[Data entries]
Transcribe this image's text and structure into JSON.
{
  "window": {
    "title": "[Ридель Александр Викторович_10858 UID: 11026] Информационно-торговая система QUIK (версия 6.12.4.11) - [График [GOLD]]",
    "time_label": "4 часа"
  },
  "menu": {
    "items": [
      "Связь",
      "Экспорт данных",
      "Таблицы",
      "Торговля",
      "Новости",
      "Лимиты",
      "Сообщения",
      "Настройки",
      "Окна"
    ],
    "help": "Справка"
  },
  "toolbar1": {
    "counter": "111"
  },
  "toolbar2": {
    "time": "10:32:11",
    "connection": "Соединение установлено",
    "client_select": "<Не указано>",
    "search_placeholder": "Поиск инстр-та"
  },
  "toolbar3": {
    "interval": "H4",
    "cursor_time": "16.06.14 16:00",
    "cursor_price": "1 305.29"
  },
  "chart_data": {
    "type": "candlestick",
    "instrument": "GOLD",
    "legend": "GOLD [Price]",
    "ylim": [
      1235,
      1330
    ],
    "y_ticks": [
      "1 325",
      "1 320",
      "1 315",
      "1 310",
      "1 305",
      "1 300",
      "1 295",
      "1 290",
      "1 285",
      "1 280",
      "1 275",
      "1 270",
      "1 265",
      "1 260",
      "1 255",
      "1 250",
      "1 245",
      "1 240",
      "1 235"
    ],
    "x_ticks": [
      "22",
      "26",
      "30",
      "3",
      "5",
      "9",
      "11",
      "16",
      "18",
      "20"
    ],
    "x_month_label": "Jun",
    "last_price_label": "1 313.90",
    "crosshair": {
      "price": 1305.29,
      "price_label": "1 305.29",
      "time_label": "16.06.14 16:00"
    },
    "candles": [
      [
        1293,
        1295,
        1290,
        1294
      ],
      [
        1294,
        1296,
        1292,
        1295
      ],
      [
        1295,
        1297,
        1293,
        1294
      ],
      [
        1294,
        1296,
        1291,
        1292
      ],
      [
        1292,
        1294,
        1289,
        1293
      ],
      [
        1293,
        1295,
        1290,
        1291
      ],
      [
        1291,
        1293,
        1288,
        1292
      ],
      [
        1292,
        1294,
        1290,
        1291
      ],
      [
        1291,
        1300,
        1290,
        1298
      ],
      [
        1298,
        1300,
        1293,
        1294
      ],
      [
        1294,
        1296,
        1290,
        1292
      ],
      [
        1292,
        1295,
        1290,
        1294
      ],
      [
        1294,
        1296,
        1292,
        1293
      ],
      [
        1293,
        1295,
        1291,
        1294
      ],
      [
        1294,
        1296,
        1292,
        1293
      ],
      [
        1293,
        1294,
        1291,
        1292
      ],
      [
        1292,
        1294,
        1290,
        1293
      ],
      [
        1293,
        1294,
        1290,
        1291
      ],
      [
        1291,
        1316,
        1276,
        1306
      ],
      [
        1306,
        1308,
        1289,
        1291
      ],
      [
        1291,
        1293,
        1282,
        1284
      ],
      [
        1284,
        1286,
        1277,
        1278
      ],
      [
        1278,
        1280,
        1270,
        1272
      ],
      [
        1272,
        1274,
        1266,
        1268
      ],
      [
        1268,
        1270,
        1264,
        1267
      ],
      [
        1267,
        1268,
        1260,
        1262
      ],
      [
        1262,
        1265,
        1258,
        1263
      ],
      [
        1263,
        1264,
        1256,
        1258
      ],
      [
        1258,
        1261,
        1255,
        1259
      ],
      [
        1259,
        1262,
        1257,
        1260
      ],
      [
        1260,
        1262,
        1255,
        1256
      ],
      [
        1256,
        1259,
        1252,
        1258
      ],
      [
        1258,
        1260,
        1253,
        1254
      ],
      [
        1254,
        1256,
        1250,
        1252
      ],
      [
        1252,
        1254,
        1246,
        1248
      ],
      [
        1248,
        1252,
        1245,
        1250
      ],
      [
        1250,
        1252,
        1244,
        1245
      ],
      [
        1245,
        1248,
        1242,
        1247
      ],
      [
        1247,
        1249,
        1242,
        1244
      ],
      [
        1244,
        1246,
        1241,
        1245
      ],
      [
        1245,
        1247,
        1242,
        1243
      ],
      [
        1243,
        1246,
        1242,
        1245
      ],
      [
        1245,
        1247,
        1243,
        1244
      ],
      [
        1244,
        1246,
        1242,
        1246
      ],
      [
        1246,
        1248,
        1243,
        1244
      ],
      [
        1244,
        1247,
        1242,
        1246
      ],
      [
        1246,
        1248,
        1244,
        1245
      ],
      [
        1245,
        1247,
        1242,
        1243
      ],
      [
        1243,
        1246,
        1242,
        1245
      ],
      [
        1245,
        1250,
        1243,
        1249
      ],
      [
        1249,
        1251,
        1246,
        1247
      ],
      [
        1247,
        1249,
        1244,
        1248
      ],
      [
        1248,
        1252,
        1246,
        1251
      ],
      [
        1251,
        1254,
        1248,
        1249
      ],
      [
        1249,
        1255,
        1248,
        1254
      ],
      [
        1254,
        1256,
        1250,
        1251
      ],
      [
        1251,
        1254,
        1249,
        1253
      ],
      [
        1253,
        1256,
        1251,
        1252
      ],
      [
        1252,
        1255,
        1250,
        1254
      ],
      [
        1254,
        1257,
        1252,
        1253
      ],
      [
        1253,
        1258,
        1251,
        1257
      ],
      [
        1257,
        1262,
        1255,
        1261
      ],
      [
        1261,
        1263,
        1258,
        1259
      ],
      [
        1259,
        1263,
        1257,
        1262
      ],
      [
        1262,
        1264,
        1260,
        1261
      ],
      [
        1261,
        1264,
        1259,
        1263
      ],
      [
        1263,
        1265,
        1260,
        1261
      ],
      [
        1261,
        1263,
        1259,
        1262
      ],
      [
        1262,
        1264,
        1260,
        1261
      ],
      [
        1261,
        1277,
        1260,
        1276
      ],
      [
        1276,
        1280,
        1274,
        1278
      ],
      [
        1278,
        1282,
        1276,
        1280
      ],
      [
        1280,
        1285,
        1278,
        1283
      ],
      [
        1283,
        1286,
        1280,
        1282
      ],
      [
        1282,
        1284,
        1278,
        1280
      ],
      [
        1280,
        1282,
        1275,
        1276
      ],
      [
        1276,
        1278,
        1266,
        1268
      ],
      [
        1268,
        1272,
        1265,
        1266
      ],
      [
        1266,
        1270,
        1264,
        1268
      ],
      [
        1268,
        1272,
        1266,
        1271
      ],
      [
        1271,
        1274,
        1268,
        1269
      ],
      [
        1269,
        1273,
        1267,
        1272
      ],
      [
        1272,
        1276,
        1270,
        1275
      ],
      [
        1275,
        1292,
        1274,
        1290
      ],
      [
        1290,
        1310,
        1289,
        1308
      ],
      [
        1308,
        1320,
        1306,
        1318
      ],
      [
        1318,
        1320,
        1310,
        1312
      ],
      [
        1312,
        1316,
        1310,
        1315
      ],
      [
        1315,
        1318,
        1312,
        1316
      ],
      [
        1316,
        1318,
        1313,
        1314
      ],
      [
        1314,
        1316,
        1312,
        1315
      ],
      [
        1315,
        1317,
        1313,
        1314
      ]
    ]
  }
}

§ **WRITTEN TASK**:
All of the records must be repeated exactly.

§ **RESPONSE TO THE EXERCISE**:
Transcribe this image's text and structure into JSON.
{
  "window": {
    "title": "[Ридель Александр Викторович_10858 UID: 11026] Информационно-торговая система QUIK (версия 6.12.4.11) - [График [GOLD]]",
    "time_label": "4 часа"
  },
  "menu": {
    "items": [
      "Связь",
      "Экспорт данных",
      "Таблицы",
      "Торговля",
      "Новости",
      "Лимиты",
      "Сообщения",
      "Настройки",
      "Окна"
    ],
    "help": "Справка"
  },
  "toolbar1": {
    "counter": "111"
  },
  "toolbar2": {
    "time": "10:32:11",
    "connection": "Соединение установлено",
    "client_select": "<Не указано>",
    "search_placeholder": "Поиск инстр-та"
  },
  "toolbar3": {
    "interval": "H4",
    "cursor_time": "16.06.14 16:00",
    "cursor_price": "1 305.29"
  },
  "chart_data": {
    "type": "candlestick",
    "instrument": "GOLD",
    "legend": "GOLD [Price]",
    "ylim": [
      1235,
      1330
    ],
    "y_ticks": [
      "1 325",
      "1 320",
      "1 315",
      "1 310",
      "1 305",
      "1 300",
      "1 295",
      "1 290",
      "1 285",
      "1 280",
      "1 275",
      "1 270",
      "1 265",
      "1 260",
      "1 255",
      "1 250",
      "1 245",
      "1 240",
      "1 235"
    ],
    "x_ticks": [
      "22",
      "26",
      "30",
      "3",
      "5",
      "9",
      "11",
      "16",
      "18",
      "20"
    ],
    "x_month_label": "Jun",
    "last_price_label": "1 313.90",
    "crosshair": {
      "price": 1305.29,
      "price_label": "1 305.29",
      "time_label": "16.06.14 16:00"
    },
    "candles": [
      [
        1293,
        1295,
        1290,
        1294
      ],
      [
        1294,
        1296,
        1292,
        1295
      ],
      [
        1295,
        1297,
        1293,
        1294
      ],
      [
        1294,
        1296,
        1291,
        1292
      ],
      [
        1292,
        1294,
        1289,
        1293
      ],
      [
        1293,
        1295,
        1290,
        1291
      ],
      [
        1291,
        1293,
        1288,
        1292
      ],
      [
        1292,
        1294,
        1290,
        1291
      ],
      [
        1291,
        1300,
        1290,
        1298
      ],
      [
        1298,
        1300,
        1293,
        1294
      ],
      [
        1294,
        1296,
        1290,
        1292
      ],
      [
        1292,
        1295,
        1290,
        1294
      ],
      [
        1294,
        1296,
        1292,
        1293
      ],
      [
        1293,
        1295,
        1291,
        1294
      ],
      [
        1294,
        1296,
        1292,
        1293
      ],
      [
        1293,
        1294,
        1291,
        1292
      ],
      [
        1292,
        1294,
        1290,
        1293
      ],
      [
        1293,
        1294,
        1290,
        1291
      ],
      [
        1291,
        1316,
        1276,
        1306
      ],
      [
        1306,
        1308,
        1289,
        1291
      ],
      [
        1291,
        1293,
        1282,
        1284
      ],
      [
        1284,
        1286,
        1277,
        1278
      ],
      [
        1278,
        1280,
        1270,
        1272
      ],
      [
        1272,
        1274,
        1266,
        1268
      ],
      [
        1268,
        1270,
        1264,
        1267
      ],
      [
        1267,
        1268,
        1260,
        1262
      ],
      [
        1262,
        1265,
        1258,
        1263
      ],
      [
        1263,
        1264,
        1256,
        1258
      ],
      [
        1258,
        1261,
        1255,
        1259
      ],
      [
        1259,
        1262,
        1257,
        1260
      ],
      [
        1260,
        1262,
        1255,
        1256
      ],
      [
        1256,
        1259,
        1252,
        1258
      ],
      [
        1258,
        1260,
        1253,
        1254
      ],
      [
        1254,
        1256,
        1250,
        1252
      ],
      [
        1252,
        1254,
        1246,
        1248
      ],
      [
        1248,
        1252,
        1245,
        1250
      ],
      [
        1250,
        1252,
        1244,
        1245
      ],
      [
        1245,
        1248,
        1242,
        1247
      ],
      [
        1247,
        1249,
        1242,
        1244
      ],
      [
        1244,
        1246,
        1241,
        1245
      ],
      [
        1245,
        1247,
        1242,
        1243
      ],
      [
        1243,
        1246,
        1242,
        1245
      ],
      [
        1245,
        1247,
        1243,
        1244
      ],
      [
        1244,
        1246,
        1242,
        1246
      ],
      [
        1246,
        1248,
        1243,
        1244
      ],
      [
        1244,
        1247,
        1242,
        1246
      ],
      [
        1246,
        1248,
        1244,
        1245
      ],
      [
        1245,
        1247,
        1242,
        1243
      ],
      [
        1243,
        1246,
        1242,
        1245
      ],
      [
        1245,
        1250,
        1243,
        1249
      ],
      [
        1249,
        1251,
        1246,
        1247
      ],
      [
        1247,
        1249,
        1244,
        1248
      ],
      [
        1248,
        1252,
        1246,
        1251
      ],
      [
        1251,
        1254,
        1248,
        1249
      ],
      [
        1249,
        1255,
        1248,
        1254
      ],
      [
        1254,
        1256,
        1250,
        1251
      ],
      [
        1251,
        1254,
        1249,
        1253
      ],
      [
        1253,
        1256,
        1251,
        1252
      ],
      [
        1252,
        1255,
        1250,
        1254
      ],
      [
        1254,
        1257,
        1252,
        1253
      ],
      [
        1253,
        1258,
        1251,
        1257
      ],
      [
        1257,
        1262,
        1255,
        1261
      ],
      [
        1261,
        1263,
        1258,
        1259
      ],
      [
        1259,
        1263,
        1257,
        1262
      ],
      [
        1262,
        1264,
        1260,
        1261
      ],
      [
        1261,
        1264,
        1259,
        1263
      ],
      [
        1263,
        1265,
        1260,
        1261
      ],
      [
        1261,
        1263,
        1259,
        1262
      ],
      [
        1262,
        1264,
        1260,
        1261
      ],
      [
        1261,
        1277,
        1260,
        1276
      ],
      [
        1276,
        1280,
        1274,
        1278
      ],
      [
        1278,
        1282,
        1276,
        1280
      ],
      [
        1280,
        1285,
        1278,
        1283
      ],
      [
        1283,
        1286,
        1280,
        1282
      ],
      [
        1282,
        1284,
        1278,
        1280
      ],
      [
        1280,
        1282,
        1275,
        1276
      ],
      [
        1276,
        1278,
        1266,
        1268
      ],
      [
        1268,
        1272,
        1265,
        1266
      ],
      [
        1266,
        1270,
        1264,
        1268
      ],
      [
        1268,
        1272,
        1266,
        1271
      ],
      [
        1271,
        1274,
        1268,
        1269
      ],
      [
        1269,
        1273,
        1267,
        1272
      ],
      [
        1272,
        1276,
        1270,
        1275
      ],
      [
        1275,
        1292,
        1274,
        1290
      ],
      [
        1290,
        1310,
        1289,
        1308
      ],
      [
        1308,
        1320,
        1306,
        1318
      ],
      [
        1318,
        1320,
        1310,
        1312
      ],
      [
        1312,
        1316,
        1310,
        1315
      ],
      [
        1315,
        1318,
        1312,
        1316
      ],
      [
        1316,
        1318,
        1313,
        1314
      ],
      [
        1314,
        1316,
        1312,
        1315
      ],
      [
        1315,
        1317,
        1313,
        1314
      ]
    ]
  }
}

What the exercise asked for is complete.